*Exercise details:* Reproduce all of the records exactly.

*Data:*
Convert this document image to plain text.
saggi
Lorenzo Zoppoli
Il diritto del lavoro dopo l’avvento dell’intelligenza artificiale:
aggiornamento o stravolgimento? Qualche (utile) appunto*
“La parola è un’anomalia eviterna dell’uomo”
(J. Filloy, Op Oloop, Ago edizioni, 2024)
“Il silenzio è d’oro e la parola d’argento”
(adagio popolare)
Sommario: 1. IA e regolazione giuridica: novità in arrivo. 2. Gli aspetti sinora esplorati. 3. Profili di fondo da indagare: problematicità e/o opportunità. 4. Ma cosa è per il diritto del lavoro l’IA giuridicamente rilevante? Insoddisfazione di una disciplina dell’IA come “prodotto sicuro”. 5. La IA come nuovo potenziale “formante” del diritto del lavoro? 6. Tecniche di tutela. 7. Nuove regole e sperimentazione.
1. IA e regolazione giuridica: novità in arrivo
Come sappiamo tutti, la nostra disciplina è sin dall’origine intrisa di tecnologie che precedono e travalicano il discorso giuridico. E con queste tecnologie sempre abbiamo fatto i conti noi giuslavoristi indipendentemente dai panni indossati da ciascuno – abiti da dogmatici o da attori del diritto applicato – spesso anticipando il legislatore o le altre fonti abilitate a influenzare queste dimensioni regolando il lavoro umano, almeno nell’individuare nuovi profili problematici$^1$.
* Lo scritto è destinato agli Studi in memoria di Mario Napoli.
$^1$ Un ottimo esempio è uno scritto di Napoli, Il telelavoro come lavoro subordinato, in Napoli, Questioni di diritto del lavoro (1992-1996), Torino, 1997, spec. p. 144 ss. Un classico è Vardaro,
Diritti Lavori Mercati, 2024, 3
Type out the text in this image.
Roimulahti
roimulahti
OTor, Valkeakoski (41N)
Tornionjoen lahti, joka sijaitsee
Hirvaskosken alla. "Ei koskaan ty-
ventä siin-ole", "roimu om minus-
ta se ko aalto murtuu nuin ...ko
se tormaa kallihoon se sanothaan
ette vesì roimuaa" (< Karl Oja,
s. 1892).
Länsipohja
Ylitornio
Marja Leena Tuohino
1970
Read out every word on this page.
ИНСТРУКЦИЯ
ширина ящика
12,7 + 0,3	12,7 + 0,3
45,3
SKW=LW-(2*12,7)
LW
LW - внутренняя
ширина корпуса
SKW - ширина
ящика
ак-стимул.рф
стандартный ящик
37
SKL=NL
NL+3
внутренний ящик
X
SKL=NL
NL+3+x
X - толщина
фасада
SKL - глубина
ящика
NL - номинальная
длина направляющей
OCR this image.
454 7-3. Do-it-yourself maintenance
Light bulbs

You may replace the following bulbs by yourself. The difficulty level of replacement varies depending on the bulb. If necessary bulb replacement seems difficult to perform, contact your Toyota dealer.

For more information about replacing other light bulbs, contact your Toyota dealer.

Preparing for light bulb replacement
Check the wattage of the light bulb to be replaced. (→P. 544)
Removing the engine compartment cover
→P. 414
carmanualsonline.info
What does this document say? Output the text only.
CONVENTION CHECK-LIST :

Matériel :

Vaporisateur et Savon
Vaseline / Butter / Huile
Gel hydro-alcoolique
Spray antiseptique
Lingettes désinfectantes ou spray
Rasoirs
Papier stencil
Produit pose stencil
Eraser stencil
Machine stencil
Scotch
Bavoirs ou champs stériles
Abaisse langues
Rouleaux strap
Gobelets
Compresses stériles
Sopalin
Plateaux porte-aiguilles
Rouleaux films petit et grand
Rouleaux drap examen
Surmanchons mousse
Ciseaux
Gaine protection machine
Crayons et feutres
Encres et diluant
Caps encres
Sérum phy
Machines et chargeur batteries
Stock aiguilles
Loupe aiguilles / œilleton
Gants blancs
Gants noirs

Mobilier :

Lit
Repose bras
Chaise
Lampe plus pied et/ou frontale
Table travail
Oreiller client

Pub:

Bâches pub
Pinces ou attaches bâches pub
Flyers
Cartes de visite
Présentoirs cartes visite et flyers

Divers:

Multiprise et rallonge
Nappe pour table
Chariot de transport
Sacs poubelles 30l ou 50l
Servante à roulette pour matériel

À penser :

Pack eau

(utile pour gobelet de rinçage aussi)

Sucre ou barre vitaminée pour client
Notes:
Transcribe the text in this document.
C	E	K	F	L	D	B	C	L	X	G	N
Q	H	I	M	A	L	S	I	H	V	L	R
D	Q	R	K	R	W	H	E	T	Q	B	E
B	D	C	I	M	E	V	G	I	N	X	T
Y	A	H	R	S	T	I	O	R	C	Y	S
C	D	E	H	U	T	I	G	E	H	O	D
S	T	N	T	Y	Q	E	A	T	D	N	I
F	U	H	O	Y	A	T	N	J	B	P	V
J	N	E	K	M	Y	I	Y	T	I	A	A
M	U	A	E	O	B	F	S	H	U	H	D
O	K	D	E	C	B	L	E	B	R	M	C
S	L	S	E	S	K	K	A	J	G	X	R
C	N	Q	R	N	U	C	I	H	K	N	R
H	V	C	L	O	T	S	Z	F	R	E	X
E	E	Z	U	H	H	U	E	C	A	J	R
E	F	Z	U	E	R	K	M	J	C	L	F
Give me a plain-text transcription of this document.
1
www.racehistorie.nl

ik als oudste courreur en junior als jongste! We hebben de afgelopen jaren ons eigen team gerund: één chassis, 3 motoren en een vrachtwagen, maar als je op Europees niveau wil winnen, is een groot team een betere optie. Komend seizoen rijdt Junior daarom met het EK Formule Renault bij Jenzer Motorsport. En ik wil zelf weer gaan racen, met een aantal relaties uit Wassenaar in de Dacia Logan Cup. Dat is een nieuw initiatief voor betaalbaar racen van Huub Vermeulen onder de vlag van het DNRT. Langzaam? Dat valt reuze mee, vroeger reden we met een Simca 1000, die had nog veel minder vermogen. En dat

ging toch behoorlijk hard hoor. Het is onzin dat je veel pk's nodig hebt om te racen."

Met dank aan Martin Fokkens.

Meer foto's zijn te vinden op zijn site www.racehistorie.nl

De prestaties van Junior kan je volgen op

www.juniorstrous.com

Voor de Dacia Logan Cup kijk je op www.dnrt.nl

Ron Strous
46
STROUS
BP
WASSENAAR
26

*Task response:*
Convert this document image to plain text.
saggi
Lorenzo Zoppoli
Il diritto del lavoro dopo l’avvento dell’intelligenza artificiale:
aggiornamento o stravolgimento? Qualche (utile) appunto*
“La parola è un’anomalia eviterna dell’uomo”
(J. Filloy, Op Oloop, Ago edizioni, 2024)
“Il silenzio è d’oro e la parola d’argento”
(adagio popolare)
Sommario: 1. IA e regolazione giuridica: novità in arrivo. 2. Gli aspetti sinora esplorati. 3. Profili di fondo da indagare: problematicità e/o opportunità. 4. Ma cosa è per il diritto del lavoro l’IA giuridicamente rilevante? Insoddisfazione di una disciplina dell’IA come “prodotto sicuro”. 5. La IA come nuovo potenziale “formante” del diritto del lavoro? 6. Tecniche di tutela. 7. Nuove regole e sperimentazione.
1. IA e regolazione giuridica: novità in arrivo
Come sappiamo tutti, la nostra disciplina è sin dall’origine intrisa di tecnologie che precedono e travalicano il discorso giuridico. E con queste tecnologie sempre abbiamo fatto i conti noi giuslavoristi indipendentemente dai panni indossati da ciascuno – abiti da dogmatici o da attori del diritto applicato – spesso anticipando il legislatore o le altre fonti abilitate a influenzare queste dimensioni regolando il lavoro umano, almeno nell’individuare nuovi profili problematici$^1$.
* Lo scritto è destinato agli Studi in memoria di Mario Napoli.
$^1$ Un ottimo esempio è uno scritto di Napoli, Il telelavoro come lavoro subordinato, in Napoli, Questioni di diritto del lavoro (1992-1996), Torino, 1997, spec. p. 144 ss. Un classico è Vardaro,
Diritti Lavori Mercati, 2024, 3
Type out the text in this image.
Roimulahti
roimulahti
OTor, Valkeakoski (41N)
Tornionjoen lahti, joka sijaitsee
Hirvaskosken alla. "Ei koskaan ty-
ventä siin-ole", "roimu om minus-
ta se ko aalto murtuu nuin ...ko
se tormaa kallihoon se sanothaan
ette vesì roimuaa" (< Karl Oja,
s. 1892).
Länsipohja
Ylitornio
Marja Leena Tuohino
1970
Read out every word on this page.
ИНСТРУКЦИЯ
ширина ящика
12,7 + 0,3	12,7 + 0,3
45,3
SKW=LW-(2*12,7)
LW
LW - внутренняя
ширина корпуса
SKW - ширина
ящика
ак-стимул.рф
стандартный ящик
37
SKL=NL
NL+3
внутренний ящик
X
SKL=NL
NL+3+x
X - толщина
фасада
SKL - глубина
ящика
NL - номинальная
длина направляющей
OCR this image.
454 7-3. Do-it-yourself maintenance
Light bulbs

You may replace the following bulbs by yourself. The difficulty level of replacement varies depending on the bulb. If necessary bulb replacement seems difficult to perform, contact your Toyota dealer.

For more information about replacing other light bulbs, contact your Toyota dealer.

Preparing for light bulb replacement
Check the wattage of the light bulb to be replaced. (→P. 544)
Removing the engine compartment cover
→P. 414
carmanualsonline.info
What does this document say? Output the text only.
CONVENTION CHECK-LIST :

Matériel :

Vaporisateur et Savon
Vaseline / Butter / Huile
Gel hydro-alcoolique
Spray antiseptique
Lingettes désinfectantes ou spray
Rasoirs
Papier stencil
Produit pose stencil
Eraser stencil
Machine stencil
Scotch
Bavoirs ou champs stériles
Abaisse langues
Rouleaux strap
Gobelets
Compresses stériles
Sopalin
Plateaux porte-aiguilles
Rouleaux films petit et grand
Rouleaux drap examen
Surmanchons mousse
Ciseaux
Gaine protection machine
Crayons et feutres
Encres et diluant
Caps encres
Sérum phy
Machines et chargeur batteries
Stock aiguilles
Loupe aiguilles / œilleton
Gants blancs
Gants noirs

Mobilier :

Lit
Repose bras
Chaise
Lampe plus pied et/ou frontale
Table travail
Oreiller client

Pub:

Bâches pub
Pinces ou attaches bâches pub
Flyers
Cartes de visite
Présentoirs cartes visite et flyers

Divers:

Multiprise et rallonge
Nappe pour table
Chariot de transport
Sacs poubelles 30l ou 50l
Servante à roulette pour matériel

À penser :

Pack eau

(utile pour gobelet de rinçage aussi)

Sucre ou barre vitaminée pour client
Notes:
Transcribe the text in this document.
C	E	K	F	L	D	B	C	L	X	G	N
Q	H	I	M	A	L	S	I	H	V	L	R
D	Q	R	K	R	W	H	E	T	Q	B	E
B	D	C	I	M	E	V	G	I	N	X	T
Y	A	H	R	S	T	I	O	R	C	Y	S
C	D	E	H	U	T	I	G	E	H	O	D
S	T	N	T	Y	Q	E	A	T	D	N	I
F	U	H	O	Y	A	T	N	J	B	P	V
J	N	E	K	M	Y	I	Y	T	I	A	A
M	U	A	E	O	B	F	S	H	U	H	D
O	K	D	E	C	B	L	E	B	R	M	C
S	L	S	E	S	K	K	A	J	G	X	R
C	N	Q	R	N	U	C	I	H	K	N	R
H	V	C	L	O	T	S	Z	F	R	E	X
E	E	Z	U	H	H	U	E	C	A	J	R
E	F	Z	U	E	R	K	M	J	C	L	F
Give me a plain-text transcription of this document.
1
www.racehistorie.nl

ik als oudste courreur en junior als jongste! We hebben de afgelopen jaren ons eigen team gerund: één chassis, 3 motoren en een vrachtwagen, maar als je op Europees niveau wil winnen, is een groot team een betere optie. Komend seizoen rijdt Junior daarom met het EK Formule Renault bij Jenzer Motorsport. En ik wil zelf weer gaan racen, met een aantal relaties uit Wassenaar in de Dacia Logan Cup. Dat is een nieuw initiatief voor betaalbaar racen van Huub Vermeulen onder de vlag van het DNRT. Langzaam? Dat valt reuze mee, vroeger reden we met een Simca 1000, die had nog veel minder vermogen. En dat

ging toch behoorlijk hard hoor. Het is onzin dat je veel pk's nodig hebt om te racen."

Met dank aan Martin Fokkens.

Meer foto's zijn te vinden op zijn site www.racehistorie.nl

De prestaties van Junior kan je volgen op

www.juniorstrous.com

Voor de Dacia Logan Cup kijk je op www.dnrt.nl

Ron Strous
46
STROUS
BP
WASSENAAR
26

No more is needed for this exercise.